— What you have to do —
Take every line that has the string "品观APP" and copy it out.

— Rows —

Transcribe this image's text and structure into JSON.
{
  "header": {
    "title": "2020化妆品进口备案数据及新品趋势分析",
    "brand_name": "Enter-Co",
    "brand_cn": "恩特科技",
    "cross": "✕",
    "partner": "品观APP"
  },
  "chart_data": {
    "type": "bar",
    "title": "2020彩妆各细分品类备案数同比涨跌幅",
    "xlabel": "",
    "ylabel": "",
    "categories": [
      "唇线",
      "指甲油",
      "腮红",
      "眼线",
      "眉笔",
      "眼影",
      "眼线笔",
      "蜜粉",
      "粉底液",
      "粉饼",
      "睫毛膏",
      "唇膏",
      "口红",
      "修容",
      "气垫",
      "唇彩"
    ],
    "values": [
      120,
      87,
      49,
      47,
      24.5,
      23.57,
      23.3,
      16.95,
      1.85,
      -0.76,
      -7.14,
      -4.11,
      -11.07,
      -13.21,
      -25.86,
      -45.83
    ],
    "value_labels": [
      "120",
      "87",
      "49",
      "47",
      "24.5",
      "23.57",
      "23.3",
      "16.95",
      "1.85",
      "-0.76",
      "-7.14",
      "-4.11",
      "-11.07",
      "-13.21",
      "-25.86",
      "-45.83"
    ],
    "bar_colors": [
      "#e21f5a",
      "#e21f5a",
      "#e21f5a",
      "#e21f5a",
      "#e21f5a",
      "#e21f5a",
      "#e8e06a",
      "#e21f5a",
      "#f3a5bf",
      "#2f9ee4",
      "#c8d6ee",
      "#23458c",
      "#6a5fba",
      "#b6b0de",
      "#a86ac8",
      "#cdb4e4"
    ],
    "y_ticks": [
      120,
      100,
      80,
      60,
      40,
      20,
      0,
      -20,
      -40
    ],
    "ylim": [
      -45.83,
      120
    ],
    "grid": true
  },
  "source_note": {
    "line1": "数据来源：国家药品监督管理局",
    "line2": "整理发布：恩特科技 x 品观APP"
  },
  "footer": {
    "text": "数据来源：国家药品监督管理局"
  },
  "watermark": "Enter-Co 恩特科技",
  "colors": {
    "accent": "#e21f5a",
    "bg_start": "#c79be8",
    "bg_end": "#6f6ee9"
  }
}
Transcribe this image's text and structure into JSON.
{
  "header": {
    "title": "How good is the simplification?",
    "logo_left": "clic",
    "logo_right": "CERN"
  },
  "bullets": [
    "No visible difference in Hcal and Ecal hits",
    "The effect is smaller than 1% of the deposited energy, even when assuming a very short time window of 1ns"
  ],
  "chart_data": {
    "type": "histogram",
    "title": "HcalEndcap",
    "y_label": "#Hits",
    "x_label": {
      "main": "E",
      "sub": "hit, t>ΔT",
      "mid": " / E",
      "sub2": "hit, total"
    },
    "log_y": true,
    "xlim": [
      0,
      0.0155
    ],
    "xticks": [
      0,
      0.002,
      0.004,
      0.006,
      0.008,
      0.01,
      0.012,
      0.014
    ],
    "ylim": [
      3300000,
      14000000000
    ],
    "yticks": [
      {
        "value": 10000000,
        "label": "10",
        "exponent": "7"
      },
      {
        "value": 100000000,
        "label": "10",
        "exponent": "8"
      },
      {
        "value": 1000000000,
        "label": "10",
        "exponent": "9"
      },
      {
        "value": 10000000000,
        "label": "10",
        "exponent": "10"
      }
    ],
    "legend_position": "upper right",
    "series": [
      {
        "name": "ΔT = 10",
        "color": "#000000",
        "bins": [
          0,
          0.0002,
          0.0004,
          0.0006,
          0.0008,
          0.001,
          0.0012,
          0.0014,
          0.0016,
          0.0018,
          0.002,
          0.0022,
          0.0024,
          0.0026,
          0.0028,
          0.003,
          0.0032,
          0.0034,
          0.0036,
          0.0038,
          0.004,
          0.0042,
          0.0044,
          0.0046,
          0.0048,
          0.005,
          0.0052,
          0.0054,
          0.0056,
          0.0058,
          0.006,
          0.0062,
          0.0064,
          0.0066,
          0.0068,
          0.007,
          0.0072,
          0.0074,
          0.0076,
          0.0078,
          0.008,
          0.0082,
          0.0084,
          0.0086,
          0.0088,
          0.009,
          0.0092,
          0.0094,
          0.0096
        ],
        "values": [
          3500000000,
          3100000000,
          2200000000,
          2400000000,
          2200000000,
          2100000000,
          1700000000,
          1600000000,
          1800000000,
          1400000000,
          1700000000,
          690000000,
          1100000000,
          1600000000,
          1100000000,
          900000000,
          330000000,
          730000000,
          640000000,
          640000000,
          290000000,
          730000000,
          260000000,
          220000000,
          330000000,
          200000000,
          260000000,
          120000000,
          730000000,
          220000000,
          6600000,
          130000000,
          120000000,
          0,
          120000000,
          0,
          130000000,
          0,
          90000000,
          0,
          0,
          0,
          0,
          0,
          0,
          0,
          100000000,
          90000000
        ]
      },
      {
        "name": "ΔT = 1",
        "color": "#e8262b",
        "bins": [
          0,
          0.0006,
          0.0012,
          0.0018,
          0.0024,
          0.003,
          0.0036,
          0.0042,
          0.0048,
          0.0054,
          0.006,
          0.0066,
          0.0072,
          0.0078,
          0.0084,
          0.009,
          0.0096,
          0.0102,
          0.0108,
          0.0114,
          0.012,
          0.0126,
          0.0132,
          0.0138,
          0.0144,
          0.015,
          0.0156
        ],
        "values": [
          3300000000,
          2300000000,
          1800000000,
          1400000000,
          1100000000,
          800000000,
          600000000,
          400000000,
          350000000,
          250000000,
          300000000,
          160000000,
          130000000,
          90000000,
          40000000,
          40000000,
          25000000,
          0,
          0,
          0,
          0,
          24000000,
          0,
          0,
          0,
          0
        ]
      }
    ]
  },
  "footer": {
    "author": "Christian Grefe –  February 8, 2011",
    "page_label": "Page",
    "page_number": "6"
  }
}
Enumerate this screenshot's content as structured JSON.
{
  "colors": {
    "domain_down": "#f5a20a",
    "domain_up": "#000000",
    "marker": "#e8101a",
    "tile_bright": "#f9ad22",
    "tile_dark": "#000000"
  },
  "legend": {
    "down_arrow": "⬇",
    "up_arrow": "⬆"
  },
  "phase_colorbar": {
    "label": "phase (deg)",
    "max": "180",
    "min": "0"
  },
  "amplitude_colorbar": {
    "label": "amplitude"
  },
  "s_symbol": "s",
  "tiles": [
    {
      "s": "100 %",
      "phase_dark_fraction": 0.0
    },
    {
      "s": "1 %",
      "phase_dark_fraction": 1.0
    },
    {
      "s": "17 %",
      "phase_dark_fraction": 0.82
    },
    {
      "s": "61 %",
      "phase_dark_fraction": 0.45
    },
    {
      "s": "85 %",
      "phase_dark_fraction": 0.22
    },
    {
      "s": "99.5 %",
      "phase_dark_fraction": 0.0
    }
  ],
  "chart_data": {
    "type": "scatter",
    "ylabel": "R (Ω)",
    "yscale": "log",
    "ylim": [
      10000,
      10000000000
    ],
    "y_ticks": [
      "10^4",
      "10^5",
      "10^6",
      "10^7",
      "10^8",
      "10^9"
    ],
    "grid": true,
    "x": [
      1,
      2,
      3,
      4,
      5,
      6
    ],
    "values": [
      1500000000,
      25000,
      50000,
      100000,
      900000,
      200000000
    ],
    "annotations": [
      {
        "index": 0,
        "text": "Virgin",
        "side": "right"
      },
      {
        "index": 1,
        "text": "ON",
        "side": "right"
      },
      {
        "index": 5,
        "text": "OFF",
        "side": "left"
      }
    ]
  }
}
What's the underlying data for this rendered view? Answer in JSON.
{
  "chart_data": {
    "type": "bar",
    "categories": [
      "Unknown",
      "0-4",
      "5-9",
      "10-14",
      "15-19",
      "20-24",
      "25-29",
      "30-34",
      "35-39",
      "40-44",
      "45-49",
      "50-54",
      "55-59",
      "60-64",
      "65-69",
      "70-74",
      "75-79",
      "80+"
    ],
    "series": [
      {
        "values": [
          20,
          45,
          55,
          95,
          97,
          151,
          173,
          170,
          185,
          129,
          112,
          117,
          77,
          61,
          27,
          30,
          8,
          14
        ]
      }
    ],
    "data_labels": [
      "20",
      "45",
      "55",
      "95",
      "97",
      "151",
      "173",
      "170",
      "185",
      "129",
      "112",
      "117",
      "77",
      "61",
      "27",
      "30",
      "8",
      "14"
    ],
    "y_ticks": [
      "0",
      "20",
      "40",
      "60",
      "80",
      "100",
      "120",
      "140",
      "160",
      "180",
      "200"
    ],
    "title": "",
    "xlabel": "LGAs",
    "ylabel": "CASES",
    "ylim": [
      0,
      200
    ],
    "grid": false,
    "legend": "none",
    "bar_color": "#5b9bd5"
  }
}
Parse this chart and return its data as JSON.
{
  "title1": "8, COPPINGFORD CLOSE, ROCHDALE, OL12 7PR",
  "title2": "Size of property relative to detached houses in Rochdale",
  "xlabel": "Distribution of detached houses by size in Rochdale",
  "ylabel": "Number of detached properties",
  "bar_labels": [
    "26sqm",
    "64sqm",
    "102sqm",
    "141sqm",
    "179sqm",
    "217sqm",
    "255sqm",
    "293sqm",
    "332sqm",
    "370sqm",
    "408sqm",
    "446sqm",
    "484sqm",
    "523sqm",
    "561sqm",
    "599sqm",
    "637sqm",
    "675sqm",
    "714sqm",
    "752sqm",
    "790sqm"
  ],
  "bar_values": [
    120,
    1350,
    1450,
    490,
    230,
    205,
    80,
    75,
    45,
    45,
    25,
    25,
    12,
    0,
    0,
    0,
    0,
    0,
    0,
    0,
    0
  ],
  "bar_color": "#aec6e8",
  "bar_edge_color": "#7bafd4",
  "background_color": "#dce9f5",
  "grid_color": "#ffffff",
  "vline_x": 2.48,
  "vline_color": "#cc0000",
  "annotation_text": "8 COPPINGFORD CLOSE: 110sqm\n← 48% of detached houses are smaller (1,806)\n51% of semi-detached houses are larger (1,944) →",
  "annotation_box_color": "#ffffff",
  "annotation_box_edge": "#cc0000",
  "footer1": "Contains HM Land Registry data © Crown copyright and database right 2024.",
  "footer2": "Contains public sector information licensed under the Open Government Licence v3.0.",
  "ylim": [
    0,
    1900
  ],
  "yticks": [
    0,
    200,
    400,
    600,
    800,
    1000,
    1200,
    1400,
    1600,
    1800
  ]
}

— The completed task —
    "partner": "品观APP"
    "line2": "整理发布：恩特科技 x 品观APP"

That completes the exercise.